● **Problem to solve**
Without the images, output each record below as it stands.

>>

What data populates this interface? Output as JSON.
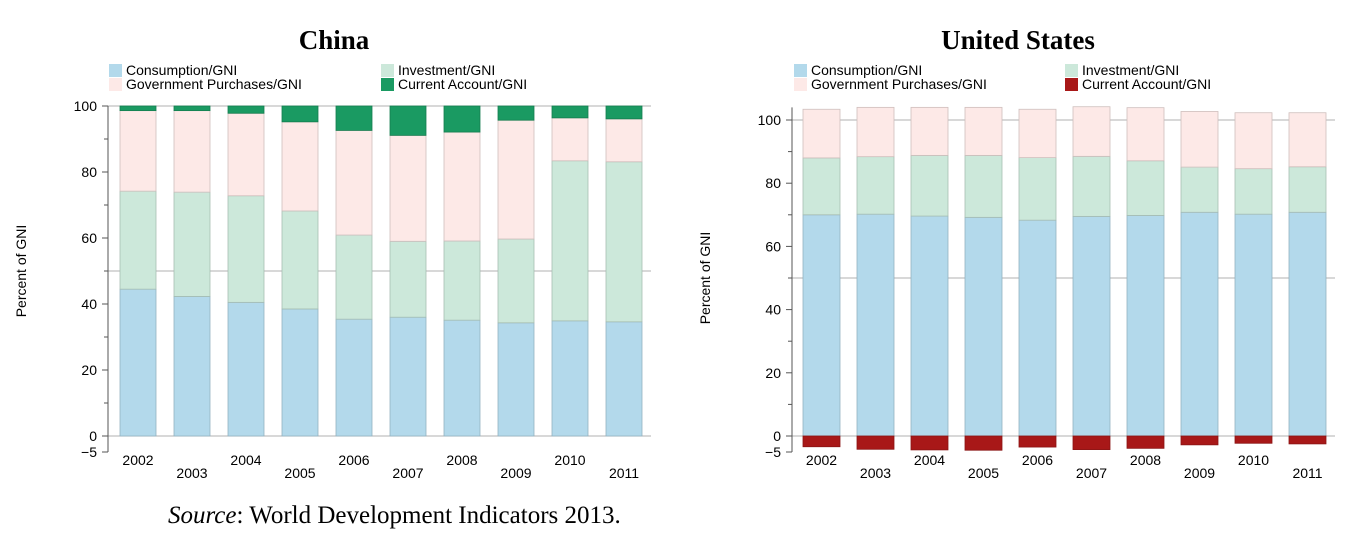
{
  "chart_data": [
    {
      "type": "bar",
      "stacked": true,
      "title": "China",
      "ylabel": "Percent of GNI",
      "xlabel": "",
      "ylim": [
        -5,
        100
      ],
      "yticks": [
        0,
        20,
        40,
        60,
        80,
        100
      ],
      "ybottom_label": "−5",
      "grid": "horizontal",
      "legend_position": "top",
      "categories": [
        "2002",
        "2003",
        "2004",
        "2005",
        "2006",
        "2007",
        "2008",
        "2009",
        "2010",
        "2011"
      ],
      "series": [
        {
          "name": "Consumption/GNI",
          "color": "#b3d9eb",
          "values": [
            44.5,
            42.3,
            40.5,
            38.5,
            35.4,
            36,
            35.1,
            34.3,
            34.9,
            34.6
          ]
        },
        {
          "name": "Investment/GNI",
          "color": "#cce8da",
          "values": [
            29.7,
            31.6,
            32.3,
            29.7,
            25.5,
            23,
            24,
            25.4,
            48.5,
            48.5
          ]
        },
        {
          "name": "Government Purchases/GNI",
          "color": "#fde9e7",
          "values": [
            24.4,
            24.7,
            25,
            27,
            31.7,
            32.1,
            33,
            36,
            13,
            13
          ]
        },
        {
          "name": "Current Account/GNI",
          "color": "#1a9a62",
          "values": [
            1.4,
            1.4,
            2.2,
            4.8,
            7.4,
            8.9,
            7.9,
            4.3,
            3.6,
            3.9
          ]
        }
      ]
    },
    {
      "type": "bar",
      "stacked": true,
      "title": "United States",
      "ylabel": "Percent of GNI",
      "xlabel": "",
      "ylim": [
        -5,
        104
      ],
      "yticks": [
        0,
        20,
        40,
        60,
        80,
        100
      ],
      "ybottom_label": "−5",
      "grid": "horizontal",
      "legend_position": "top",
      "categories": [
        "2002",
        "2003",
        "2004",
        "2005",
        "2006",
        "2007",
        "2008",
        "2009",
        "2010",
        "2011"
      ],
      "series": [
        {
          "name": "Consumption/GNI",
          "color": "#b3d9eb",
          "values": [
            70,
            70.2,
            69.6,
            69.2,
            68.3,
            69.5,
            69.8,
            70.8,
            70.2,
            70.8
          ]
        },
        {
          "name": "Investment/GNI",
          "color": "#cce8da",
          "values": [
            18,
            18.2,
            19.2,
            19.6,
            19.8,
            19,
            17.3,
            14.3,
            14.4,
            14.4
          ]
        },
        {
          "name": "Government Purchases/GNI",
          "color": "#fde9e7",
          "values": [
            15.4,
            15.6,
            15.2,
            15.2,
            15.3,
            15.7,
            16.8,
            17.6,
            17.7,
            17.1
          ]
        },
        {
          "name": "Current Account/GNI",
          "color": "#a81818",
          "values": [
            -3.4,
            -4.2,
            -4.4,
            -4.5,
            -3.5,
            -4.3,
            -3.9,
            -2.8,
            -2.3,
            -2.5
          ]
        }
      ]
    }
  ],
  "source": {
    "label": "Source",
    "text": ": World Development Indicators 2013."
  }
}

<<

● **The answer**
What data populates this interface? Output as JSON.
{
  "chart_data": [
    {
      "type": "bar",
      "stacked": true,
      "title": "China",
      "ylabel": "Percent of GNI",
      "xlabel": "",
      "ylim": [
        -5,
        100
      ],
      "yticks": [
        0,
        20,
        40,
        60,
        80,
        100
      ],
      "ybottom_label": "−5",
      "grid": "horizontal",
      "legend_position": "top",
      "categories": [
        "2002",
        "2003",
        "2004",
        "2005",
        "2006",
        "2007",
        "2008",
        "2009",
        "2010",
        "2011"
      ],
      "series": [
        {
          "name": "Consumption/GNI",
          "color": "#b3d9eb",
          "values": [
            44.5,
            42.3,
            40.5,
            38.5,
            35.4,
            36,
            35.1,
            34.3,
            34.9,
            34.6
          ]
        },
        {
          "name": "Investment/GNI",
          "color": "#cce8da",
          "values": [
            29.7,
            31.6,
            32.3,
            29.7,
            25.5,
            23,
            24,
            25.4,
            48.5,
            48.5
          ]
        },
        {
          "name": "Government Purchases/GNI",
          "color": "#fde9e7",
          "values": [
            24.4,
            24.7,
            25,
            27,
            31.7,
            32.1,
            33,
            36,
            13,
            13
          ]
        },
        {
          "name": "Current Account/GNI",
          "color": "#1a9a62",
          "values": [
            1.4,
            1.4,
            2.2,
            4.8,
            7.4,
            8.9,
            7.9,
            4.3,
            3.6,
            3.9
          ]
        }
      ]
    },
    {
      "type": "bar",
      "stacked": true,
      "title": "United States",
      "ylabel": "Percent of GNI",
      "xlabel": "",
      "ylim": [
        -5,
        104
      ],
      "yticks": [
        0,
        20,
        40,
        60,
        80,
        100
      ],
      "ybottom_label": "−5",
      "grid": "horizontal",
      "legend_position": "top",
      "categories": [
        "2002",
        "2003",
        "2004",
        "2005",
        "2006",
        "2007",
        "2008",
        "2009",
        "2010",
        "2011"
      ],
      "series": [
        {
          "name": "Consumption/GNI",
          "color": "#b3d9eb",
          "values": [
            70,
            70.2,
            69.6,
            69.2,
            68.3,
            69.5,
            69.8,
            70.8,
            70.2,
            70.8
          ]
        },
        {
          "name": "Investment/GNI",
          "color": "#cce8da",
          "values": [
            18,
            18.2,
            19.2,
            19.6,
            19.8,
            19,
            17.3,
            14.3,
            14.4,
            14.4
          ]
        },
        {
          "name": "Government Purchases/GNI",
          "color": "#fde9e7",
          "values": [
            15.4,
            15.6,
            15.2,
            15.2,
            15.3,
            15.7,
            16.8,
            17.6,
            17.7,
            17.1
          ]
        },
        {
          "name": "Current Account/GNI",
          "color": "#a81818",
          "values": [
            -3.4,
            -4.2,
            -4.4,
            -4.5,
            -3.5,
            -4.3,
            -3.9,
            -2.8,
            -2.3,
            -2.5
          ]
        }
      ]
    }
  ],
  "source": {
    "label": "Source",
    "text": ": World Development Indicators 2013."
  }
}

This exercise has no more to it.